** BEGIN Data for the task **

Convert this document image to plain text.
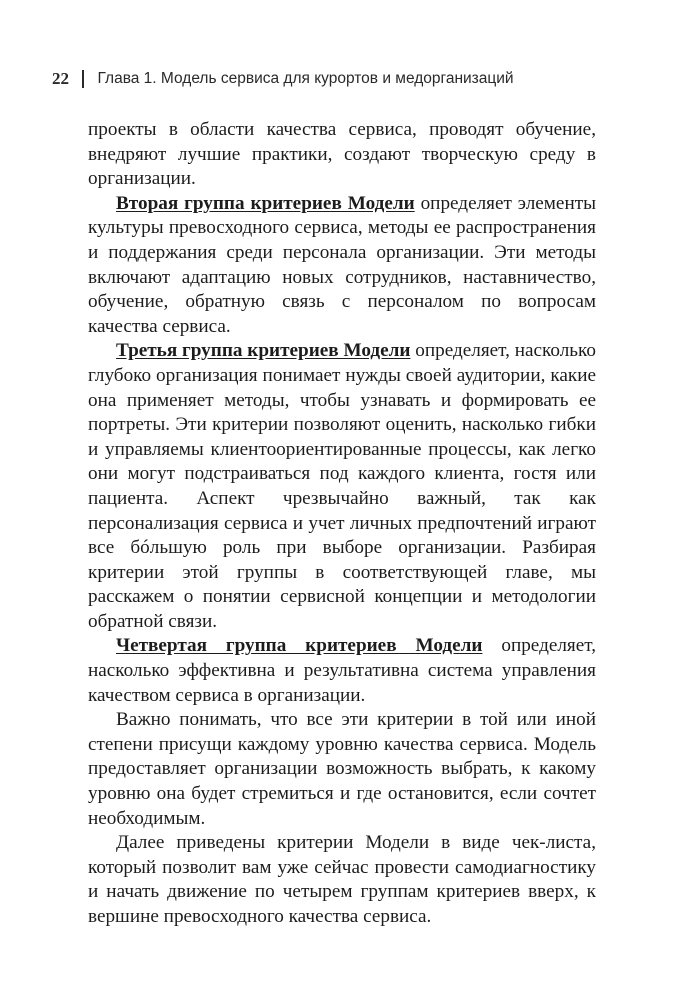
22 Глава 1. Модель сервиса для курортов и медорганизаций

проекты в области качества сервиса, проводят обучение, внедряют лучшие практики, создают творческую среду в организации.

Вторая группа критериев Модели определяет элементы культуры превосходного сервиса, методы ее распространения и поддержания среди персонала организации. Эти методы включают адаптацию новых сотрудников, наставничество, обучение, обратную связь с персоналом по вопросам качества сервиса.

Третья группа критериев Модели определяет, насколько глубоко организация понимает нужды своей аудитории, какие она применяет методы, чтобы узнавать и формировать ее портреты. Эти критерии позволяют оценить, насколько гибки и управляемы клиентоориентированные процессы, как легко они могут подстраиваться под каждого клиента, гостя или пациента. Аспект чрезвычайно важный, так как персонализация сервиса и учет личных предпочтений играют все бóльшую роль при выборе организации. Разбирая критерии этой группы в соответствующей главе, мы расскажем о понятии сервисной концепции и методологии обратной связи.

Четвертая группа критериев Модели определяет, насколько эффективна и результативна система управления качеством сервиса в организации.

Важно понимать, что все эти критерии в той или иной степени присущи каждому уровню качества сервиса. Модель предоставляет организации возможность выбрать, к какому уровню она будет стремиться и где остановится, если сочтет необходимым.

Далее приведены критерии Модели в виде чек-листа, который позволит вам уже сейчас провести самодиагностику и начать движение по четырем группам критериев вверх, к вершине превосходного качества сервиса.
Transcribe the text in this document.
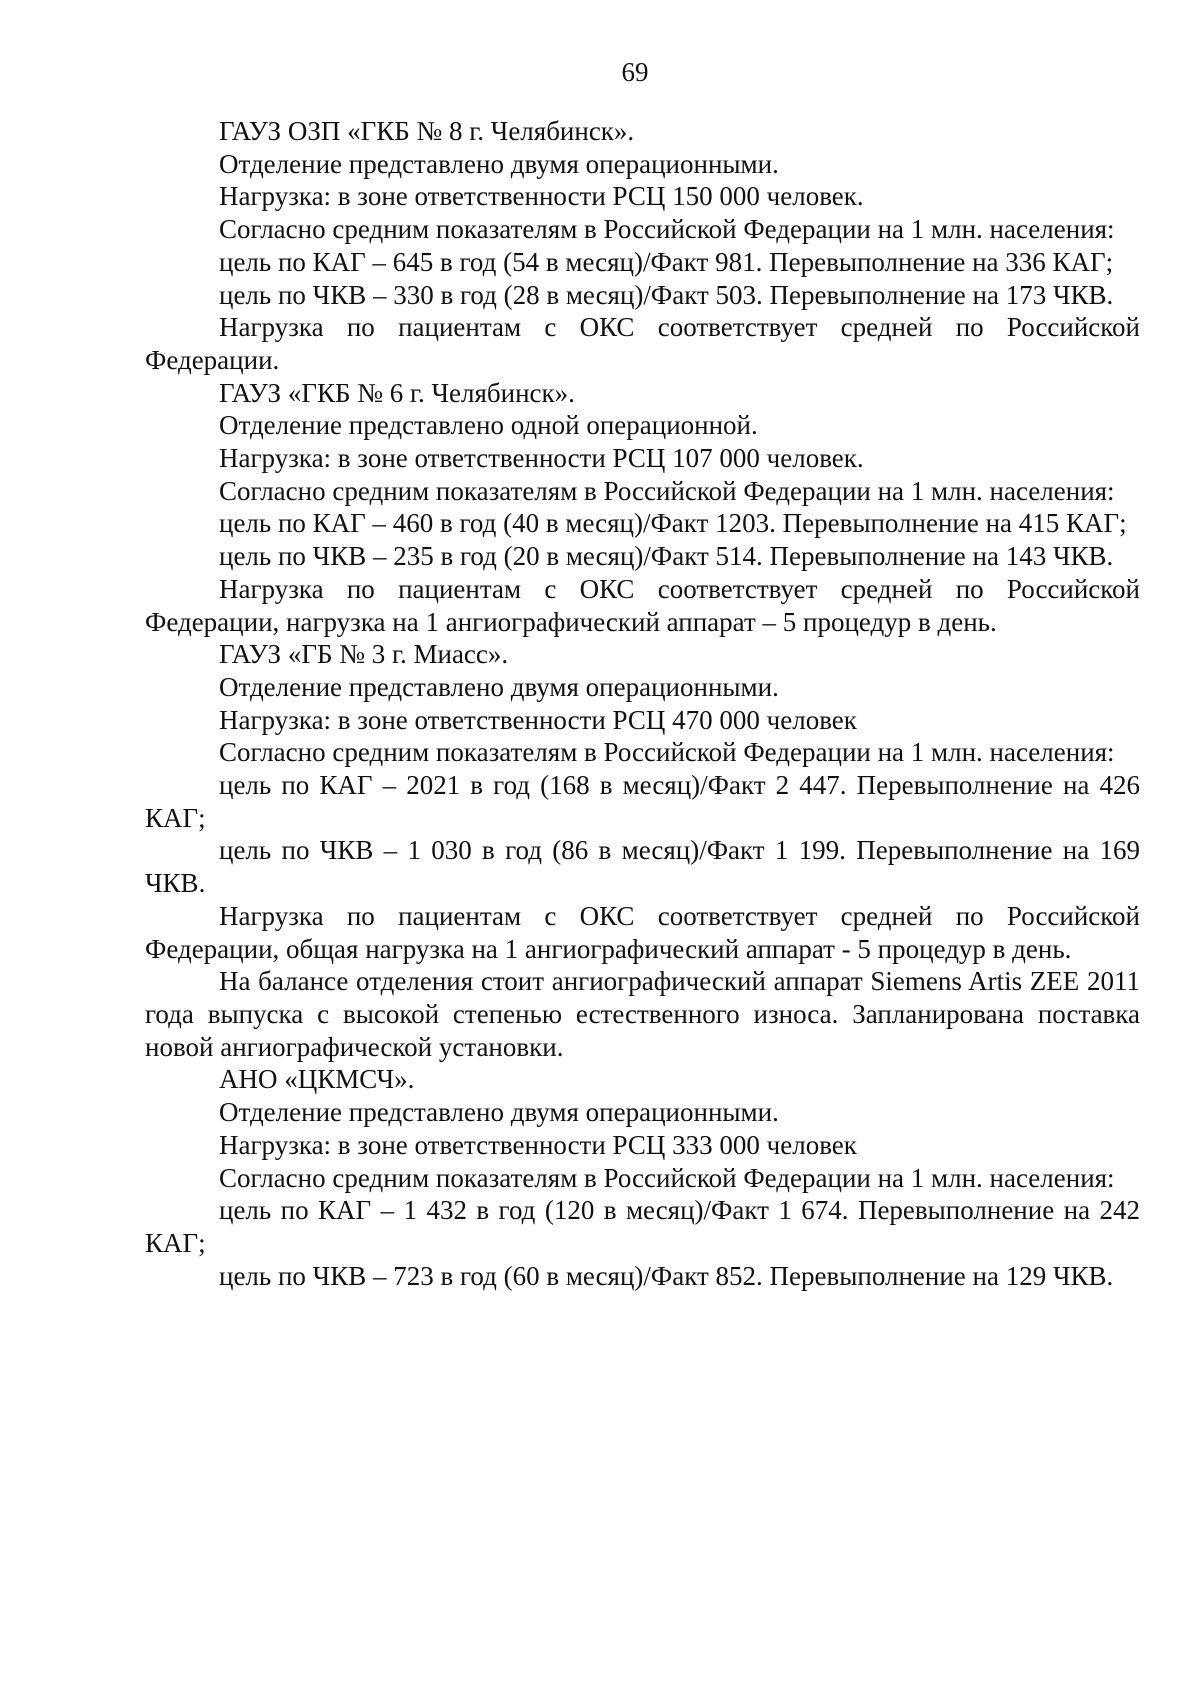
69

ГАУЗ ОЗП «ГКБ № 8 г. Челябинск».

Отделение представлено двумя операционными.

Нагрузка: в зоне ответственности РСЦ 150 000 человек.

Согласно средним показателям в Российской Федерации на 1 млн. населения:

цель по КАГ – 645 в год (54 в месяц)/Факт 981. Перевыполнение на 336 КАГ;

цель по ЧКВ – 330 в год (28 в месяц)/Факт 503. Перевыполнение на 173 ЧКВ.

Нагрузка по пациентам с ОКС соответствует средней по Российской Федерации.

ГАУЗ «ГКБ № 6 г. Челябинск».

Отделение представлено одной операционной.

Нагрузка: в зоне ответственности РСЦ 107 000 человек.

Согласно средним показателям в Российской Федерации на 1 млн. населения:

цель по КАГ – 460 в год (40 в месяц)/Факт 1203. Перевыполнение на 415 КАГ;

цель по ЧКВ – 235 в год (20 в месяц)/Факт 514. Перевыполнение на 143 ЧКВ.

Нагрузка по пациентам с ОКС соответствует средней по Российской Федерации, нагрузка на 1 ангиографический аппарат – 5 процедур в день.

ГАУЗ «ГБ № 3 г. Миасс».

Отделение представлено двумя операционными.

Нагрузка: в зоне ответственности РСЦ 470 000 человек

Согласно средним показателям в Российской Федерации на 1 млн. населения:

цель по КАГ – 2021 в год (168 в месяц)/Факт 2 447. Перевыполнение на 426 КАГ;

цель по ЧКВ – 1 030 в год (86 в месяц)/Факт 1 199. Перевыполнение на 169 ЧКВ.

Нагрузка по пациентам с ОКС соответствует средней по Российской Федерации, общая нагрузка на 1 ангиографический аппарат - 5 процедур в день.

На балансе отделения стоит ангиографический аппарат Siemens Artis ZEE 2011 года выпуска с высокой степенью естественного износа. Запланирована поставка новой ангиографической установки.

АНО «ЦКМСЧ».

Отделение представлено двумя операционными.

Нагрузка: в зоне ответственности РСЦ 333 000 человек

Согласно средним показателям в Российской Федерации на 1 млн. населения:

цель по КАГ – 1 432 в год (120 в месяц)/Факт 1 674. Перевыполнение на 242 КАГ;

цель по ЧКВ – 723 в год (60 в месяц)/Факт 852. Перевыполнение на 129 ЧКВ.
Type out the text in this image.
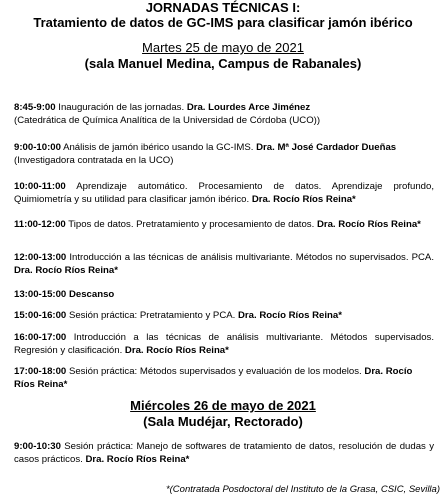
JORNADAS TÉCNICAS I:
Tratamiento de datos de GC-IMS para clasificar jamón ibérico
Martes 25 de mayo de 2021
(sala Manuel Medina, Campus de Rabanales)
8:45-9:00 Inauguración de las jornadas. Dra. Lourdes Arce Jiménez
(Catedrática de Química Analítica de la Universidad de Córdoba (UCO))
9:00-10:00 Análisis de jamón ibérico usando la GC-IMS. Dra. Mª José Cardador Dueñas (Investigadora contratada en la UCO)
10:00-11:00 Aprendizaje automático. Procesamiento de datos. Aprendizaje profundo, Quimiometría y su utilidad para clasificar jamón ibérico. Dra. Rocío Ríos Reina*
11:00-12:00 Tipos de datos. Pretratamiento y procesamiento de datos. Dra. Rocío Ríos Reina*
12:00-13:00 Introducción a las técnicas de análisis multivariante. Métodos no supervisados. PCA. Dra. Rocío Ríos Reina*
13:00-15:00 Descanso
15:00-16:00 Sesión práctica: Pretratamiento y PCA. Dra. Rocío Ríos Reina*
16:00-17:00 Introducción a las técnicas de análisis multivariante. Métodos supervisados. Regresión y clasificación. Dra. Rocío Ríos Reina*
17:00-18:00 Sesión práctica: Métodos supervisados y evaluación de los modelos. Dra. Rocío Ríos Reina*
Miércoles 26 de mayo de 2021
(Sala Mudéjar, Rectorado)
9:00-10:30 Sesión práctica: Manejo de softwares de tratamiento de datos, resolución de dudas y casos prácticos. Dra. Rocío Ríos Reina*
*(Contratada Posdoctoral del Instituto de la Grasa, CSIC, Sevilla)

** END Data for the task **

• **Short problem**
Quote the records in full and exactly; skip any image.

• **Response**
Convert this document image to plain text.
22 Глава 1. Модель сервиса для курортов и медорганизаций

проекты в области качества сервиса, проводят обучение, внедряют лучшие практики, создают творческую среду в организации.

Вторая группа критериев Модели определяет элементы культуры превосходного сервиса, методы ее распространения и поддержания среди персонала организации. Эти методы включают адаптацию новых сотрудников, наставничество, обучение, обратную связь с персоналом по вопросам качества сервиса.

Третья группа критериев Модели определяет, насколько глубоко организация понимает нужды своей аудитории, какие она применяет методы, чтобы узнавать и формировать ее портреты. Эти критерии позволяют оценить, насколько гибки и управляемы клиентоориентированные процессы, как легко они могут подстраиваться под каждого клиента, гостя или пациента. Аспект чрезвычайно важный, так как персонализация сервиса и учет личных предпочтений играют все бóльшую роль при выборе организации. Разбирая критерии этой группы в соответствующей главе, мы расскажем о понятии сервисной концепции и методологии обратной связи.

Четвертая группа критериев Модели определяет, насколько эффективна и результативна система управления качеством сервиса в организации.

Важно понимать, что все эти критерии в той или иной степени присущи каждому уровню качества сервиса. Модель предоставляет организации возможность выбрать, к какому уровню она будет стремиться и где остановится, если сочтет необходимым.

Далее приведены критерии Модели в виде чек-листа, который позволит вам уже сейчас провести самодиагностику и начать движение по четырем группам критериев вверх, к вершине превосходного качества сервиса.
Transcribe the text in this document.
69

ГАУЗ ОЗП «ГКБ № 8 г. Челябинск».

Отделение представлено двумя операционными.

Нагрузка: в зоне ответственности РСЦ 150 000 человек.

Согласно средним показателям в Российской Федерации на 1 млн. населения:

цель по КАГ – 645 в год (54 в месяц)/Факт 981. Перевыполнение на 336 КАГ;

цель по ЧКВ – 330 в год (28 в месяц)/Факт 503. Перевыполнение на 173 ЧКВ.

Нагрузка по пациентам с ОКС соответствует средней по Российской Федерации.

ГАУЗ «ГКБ № 6 г. Челябинск».

Отделение представлено одной операционной.

Нагрузка: в зоне ответственности РСЦ 107 000 человек.

Согласно средним показателям в Российской Федерации на 1 млн. населения:

цель по КАГ – 460 в год (40 в месяц)/Факт 1203. Перевыполнение на 415 КАГ;

цель по ЧКВ – 235 в год (20 в месяц)/Факт 514. Перевыполнение на 143 ЧКВ.

Нагрузка по пациентам с ОКС соответствует средней по Российской Федерации, нагрузка на 1 ангиографический аппарат – 5 процедур в день.

ГАУЗ «ГБ № 3 г. Миасс».

Отделение представлено двумя операционными.

Нагрузка: в зоне ответственности РСЦ 470 000 человек

Согласно средним показателям в Российской Федерации на 1 млн. населения:

цель по КАГ – 2021 в год (168 в месяц)/Факт 2 447. Перевыполнение на 426 КАГ;

цель по ЧКВ – 1 030 в год (86 в месяц)/Факт 1 199. Перевыполнение на 169 ЧКВ.

Нагрузка по пациентам с ОКС соответствует средней по Российской Федерации, общая нагрузка на 1 ангиографический аппарат - 5 процедур в день.

На балансе отделения стоит ангиографический аппарат Siemens Artis ZEE 2011 года выпуска с высокой степенью естественного износа. Запланирована поставка новой ангиографической установки.

АНО «ЦКМСЧ».

Отделение представлено двумя операционными.

Нагрузка: в зоне ответственности РСЦ 333 000 человек

Согласно средним показателям в Российской Федерации на 1 млн. населения:

цель по КАГ – 1 432 в год (120 в месяц)/Факт 1 674. Перевыполнение на 242 КАГ;

цель по ЧКВ – 723 в год (60 в месяц)/Факт 852. Перевыполнение на 129 ЧКВ.
Type out the text in this image.
JORNADAS TÉCNICAS I:
Tratamiento de datos de GC-IMS para clasificar jamón ibérico
Martes 25 de mayo de 2021
(sala Manuel Medina, Campus de Rabanales)
8:45-9:00 Inauguración de las jornadas. Dra. Lourdes Arce Jiménez
(Catedrática de Química Analítica de la Universidad de Córdoba (UCO))
9:00-10:00 Análisis de jamón ibérico usando la GC-IMS. Dra. Mª José Cardador Dueñas (Investigadora contratada en la UCO)
10:00-11:00 Aprendizaje automático. Procesamiento de datos. Aprendizaje profundo, Quimiometría y su utilidad para clasificar jamón ibérico. Dra. Rocío Ríos Reina*
11:00-12:00 Tipos de datos. Pretratamiento y procesamiento de datos. Dra. Rocío Ríos Reina*
12:00-13:00 Introducción a las técnicas de análisis multivariante. Métodos no supervisados. PCA. Dra. Rocío Ríos Reina*
13:00-15:00 Descanso
15:00-16:00 Sesión práctica: Pretratamiento y PCA. Dra. Rocío Ríos Reina*
16:00-17:00 Introducción a las técnicas de análisis multivariante. Métodos supervisados. Regresión y clasificación. Dra. Rocío Ríos Reina*
17:00-18:00 Sesión práctica: Métodos supervisados y evaluación de los modelos. Dra. Rocío Ríos Reina*
Miércoles 26 de mayo de 2021
(Sala Mudéjar, Rectorado)
9:00-10:30 Sesión práctica: Manejo de softwares de tratamiento de datos, resolución de dudas y casos prácticos. Dra. Rocío Ríos Reina*
*(Contratada Posdoctoral del Instituto de la Grasa, CSIC, Sevilla)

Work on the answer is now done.